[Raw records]
* BEGIN *

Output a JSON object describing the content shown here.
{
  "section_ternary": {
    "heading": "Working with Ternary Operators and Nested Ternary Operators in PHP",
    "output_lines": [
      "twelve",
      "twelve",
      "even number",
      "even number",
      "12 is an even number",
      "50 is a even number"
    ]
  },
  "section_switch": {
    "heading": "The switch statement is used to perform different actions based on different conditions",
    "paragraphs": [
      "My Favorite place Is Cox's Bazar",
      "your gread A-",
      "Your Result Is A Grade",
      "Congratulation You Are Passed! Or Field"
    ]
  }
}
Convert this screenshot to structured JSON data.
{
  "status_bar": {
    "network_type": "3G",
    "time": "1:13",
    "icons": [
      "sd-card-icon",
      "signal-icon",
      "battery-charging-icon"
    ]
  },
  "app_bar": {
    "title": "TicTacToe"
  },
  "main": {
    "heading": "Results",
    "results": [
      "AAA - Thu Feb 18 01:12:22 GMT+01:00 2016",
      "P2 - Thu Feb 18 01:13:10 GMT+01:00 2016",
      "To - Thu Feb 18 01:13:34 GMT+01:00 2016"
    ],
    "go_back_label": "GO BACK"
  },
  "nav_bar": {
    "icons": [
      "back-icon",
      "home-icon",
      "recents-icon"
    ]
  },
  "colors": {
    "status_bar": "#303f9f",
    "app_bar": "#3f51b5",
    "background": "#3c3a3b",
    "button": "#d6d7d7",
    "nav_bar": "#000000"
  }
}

* END *

**Instruction:** Copy out all lines from the material above that contain the string "even".

**Written answer:**
      "even number",
      "even number",
      "12 is an even number",
      "50 is a even number"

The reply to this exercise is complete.